#### What you are asked to do
Check every line below for the word "center" and give only the number of lines where it appears.

━━━━━ Stored data

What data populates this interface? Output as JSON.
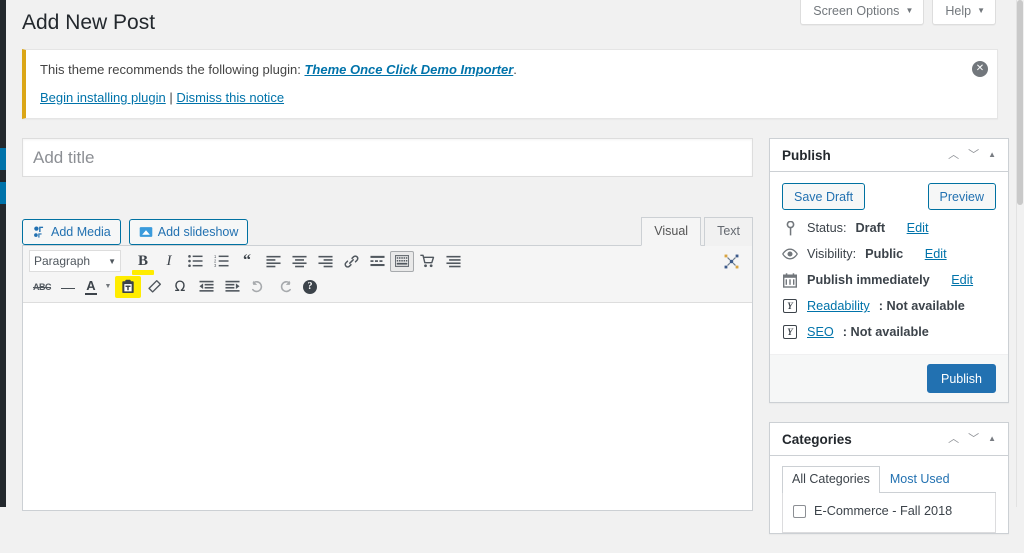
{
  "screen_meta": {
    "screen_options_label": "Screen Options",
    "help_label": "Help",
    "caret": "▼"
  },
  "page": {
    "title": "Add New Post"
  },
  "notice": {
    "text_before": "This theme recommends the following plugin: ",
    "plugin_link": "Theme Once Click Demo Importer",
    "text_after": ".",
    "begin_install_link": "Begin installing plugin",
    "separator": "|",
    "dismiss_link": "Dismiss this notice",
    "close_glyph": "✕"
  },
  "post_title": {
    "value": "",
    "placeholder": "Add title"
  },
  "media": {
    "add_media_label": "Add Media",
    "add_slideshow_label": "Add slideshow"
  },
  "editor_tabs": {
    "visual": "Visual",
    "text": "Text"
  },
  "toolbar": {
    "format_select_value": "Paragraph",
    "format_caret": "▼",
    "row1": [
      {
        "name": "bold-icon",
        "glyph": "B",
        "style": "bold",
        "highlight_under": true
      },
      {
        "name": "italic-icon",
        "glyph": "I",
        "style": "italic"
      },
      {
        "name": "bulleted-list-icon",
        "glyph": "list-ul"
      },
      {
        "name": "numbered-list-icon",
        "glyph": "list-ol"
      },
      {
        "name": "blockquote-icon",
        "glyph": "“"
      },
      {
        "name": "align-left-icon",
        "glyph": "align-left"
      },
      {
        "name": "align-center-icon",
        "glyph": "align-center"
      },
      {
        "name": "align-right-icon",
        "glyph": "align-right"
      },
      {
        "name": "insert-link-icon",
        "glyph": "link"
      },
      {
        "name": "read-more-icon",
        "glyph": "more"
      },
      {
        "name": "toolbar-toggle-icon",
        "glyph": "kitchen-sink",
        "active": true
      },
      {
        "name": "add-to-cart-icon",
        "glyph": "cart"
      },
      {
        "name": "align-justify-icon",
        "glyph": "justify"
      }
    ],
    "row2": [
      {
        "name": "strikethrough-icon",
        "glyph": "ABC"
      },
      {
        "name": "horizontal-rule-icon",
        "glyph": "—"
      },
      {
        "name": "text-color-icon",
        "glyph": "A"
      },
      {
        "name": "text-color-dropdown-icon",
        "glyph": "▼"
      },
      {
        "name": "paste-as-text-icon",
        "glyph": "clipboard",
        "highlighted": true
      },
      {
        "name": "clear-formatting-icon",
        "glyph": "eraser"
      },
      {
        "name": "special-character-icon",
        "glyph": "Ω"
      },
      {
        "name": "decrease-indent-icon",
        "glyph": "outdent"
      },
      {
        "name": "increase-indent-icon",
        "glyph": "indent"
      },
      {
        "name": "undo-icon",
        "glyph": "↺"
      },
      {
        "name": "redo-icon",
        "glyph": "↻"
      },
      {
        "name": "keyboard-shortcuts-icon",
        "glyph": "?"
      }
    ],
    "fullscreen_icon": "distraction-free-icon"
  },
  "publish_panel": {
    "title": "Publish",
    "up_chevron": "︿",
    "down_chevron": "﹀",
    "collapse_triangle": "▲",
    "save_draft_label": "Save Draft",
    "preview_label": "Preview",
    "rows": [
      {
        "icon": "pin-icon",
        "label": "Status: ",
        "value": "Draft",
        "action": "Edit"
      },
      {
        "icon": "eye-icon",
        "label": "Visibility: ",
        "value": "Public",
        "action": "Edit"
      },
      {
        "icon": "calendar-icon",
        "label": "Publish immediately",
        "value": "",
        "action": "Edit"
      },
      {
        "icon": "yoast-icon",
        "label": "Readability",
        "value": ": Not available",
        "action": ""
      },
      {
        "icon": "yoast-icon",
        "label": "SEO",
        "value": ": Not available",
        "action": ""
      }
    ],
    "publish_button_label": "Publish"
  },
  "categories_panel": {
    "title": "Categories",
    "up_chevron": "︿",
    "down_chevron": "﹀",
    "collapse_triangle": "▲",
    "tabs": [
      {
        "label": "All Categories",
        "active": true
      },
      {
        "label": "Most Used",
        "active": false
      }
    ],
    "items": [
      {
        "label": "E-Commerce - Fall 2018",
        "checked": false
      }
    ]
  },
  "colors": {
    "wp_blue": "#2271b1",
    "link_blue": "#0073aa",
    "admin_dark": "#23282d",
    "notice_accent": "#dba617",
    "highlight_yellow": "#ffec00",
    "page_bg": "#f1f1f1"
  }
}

━━━━━━━━━━
━━━━━ Stored data

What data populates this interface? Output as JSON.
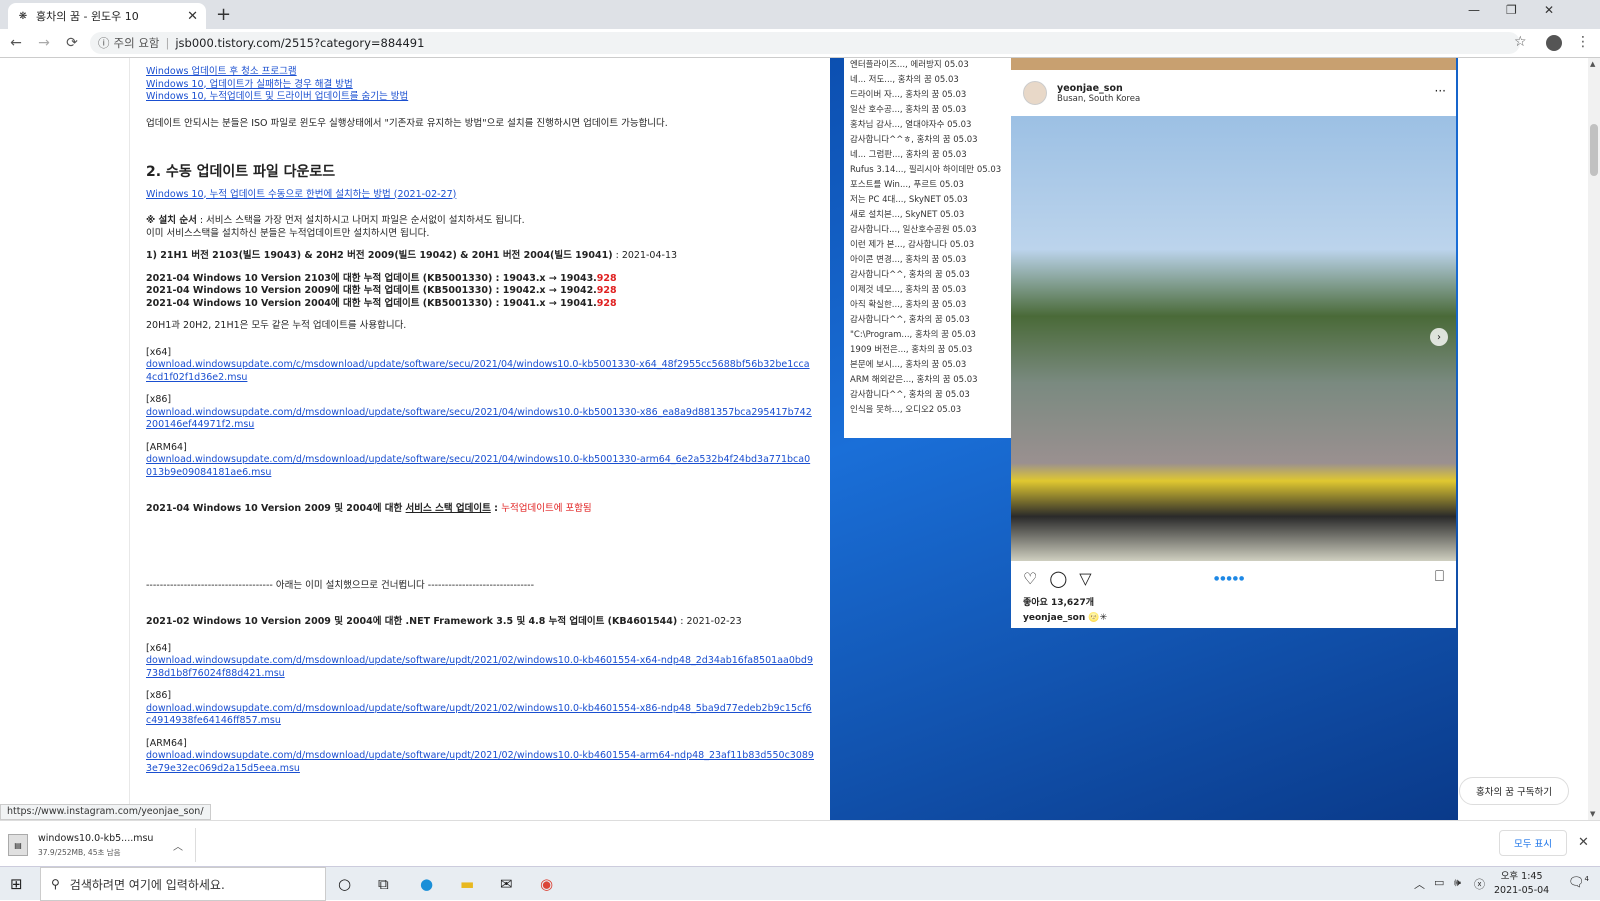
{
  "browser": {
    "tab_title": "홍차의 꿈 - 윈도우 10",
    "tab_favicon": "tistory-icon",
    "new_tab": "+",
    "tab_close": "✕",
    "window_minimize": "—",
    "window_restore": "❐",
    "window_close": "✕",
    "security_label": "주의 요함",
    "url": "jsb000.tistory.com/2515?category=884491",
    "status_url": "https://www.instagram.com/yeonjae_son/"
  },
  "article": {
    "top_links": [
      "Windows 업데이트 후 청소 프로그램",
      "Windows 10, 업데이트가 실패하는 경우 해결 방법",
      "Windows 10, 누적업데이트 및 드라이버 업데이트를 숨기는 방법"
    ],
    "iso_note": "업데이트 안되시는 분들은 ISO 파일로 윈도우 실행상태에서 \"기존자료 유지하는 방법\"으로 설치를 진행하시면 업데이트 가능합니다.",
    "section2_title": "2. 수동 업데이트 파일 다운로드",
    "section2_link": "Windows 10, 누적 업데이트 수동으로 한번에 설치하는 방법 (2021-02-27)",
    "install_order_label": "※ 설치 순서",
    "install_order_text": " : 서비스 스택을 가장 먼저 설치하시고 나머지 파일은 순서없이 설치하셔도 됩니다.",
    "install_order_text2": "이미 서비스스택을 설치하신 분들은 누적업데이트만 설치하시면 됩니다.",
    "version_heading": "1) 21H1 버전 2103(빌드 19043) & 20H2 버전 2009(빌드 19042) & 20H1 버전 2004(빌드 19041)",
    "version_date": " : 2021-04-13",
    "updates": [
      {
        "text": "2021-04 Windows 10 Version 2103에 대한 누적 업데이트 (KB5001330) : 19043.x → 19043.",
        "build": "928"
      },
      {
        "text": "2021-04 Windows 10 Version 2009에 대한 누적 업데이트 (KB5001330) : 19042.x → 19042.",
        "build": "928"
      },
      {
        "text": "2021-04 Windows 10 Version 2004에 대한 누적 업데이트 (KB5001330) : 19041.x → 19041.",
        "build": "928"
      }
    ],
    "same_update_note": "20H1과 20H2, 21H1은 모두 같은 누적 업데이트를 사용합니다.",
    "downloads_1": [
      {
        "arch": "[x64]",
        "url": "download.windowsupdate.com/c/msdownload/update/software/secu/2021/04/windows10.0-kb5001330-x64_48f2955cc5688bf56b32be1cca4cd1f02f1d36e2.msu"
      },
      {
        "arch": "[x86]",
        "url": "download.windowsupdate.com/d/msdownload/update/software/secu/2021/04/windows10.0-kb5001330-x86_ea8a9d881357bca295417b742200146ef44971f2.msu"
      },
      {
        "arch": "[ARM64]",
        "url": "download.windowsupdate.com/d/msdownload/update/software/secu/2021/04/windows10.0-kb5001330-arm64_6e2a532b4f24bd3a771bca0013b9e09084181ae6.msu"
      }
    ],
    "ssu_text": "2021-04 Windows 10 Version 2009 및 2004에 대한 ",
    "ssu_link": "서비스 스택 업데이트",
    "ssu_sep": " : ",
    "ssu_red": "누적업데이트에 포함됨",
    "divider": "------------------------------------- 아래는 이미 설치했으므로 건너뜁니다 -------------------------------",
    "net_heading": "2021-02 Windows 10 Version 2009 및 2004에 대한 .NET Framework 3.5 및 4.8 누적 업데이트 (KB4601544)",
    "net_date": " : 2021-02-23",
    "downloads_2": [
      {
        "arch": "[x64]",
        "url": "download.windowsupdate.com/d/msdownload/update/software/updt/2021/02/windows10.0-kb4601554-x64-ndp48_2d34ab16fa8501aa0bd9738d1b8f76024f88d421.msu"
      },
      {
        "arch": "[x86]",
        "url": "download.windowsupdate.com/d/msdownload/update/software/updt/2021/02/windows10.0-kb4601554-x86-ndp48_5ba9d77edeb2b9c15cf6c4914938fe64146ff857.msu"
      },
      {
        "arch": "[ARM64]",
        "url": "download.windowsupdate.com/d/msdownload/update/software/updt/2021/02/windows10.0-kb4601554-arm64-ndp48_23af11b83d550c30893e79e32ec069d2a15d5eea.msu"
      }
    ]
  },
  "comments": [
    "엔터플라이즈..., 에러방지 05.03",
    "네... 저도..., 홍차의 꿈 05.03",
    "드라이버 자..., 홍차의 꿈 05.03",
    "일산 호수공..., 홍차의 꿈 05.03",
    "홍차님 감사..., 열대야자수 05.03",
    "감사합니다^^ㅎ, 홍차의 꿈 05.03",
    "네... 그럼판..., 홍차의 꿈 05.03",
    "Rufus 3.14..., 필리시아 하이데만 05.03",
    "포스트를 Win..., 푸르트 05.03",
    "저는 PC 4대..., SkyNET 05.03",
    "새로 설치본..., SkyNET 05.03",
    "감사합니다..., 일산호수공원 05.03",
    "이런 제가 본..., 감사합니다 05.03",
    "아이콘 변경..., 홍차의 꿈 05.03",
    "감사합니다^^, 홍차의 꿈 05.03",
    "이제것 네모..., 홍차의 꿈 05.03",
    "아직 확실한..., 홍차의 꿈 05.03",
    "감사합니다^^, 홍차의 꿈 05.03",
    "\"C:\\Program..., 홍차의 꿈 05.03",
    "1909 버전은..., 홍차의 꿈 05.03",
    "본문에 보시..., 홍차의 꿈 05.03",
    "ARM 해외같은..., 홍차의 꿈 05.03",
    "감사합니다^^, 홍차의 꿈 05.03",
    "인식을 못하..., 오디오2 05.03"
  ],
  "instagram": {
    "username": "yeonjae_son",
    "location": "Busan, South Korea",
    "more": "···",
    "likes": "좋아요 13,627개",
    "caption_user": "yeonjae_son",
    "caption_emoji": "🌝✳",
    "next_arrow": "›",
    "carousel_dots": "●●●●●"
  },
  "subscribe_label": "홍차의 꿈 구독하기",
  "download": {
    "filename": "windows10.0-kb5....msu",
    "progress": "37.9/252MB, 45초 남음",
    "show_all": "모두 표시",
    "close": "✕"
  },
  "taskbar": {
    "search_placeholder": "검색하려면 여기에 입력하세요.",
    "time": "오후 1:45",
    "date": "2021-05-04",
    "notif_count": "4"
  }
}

━━━━━━━━━━

#### Solved problem
2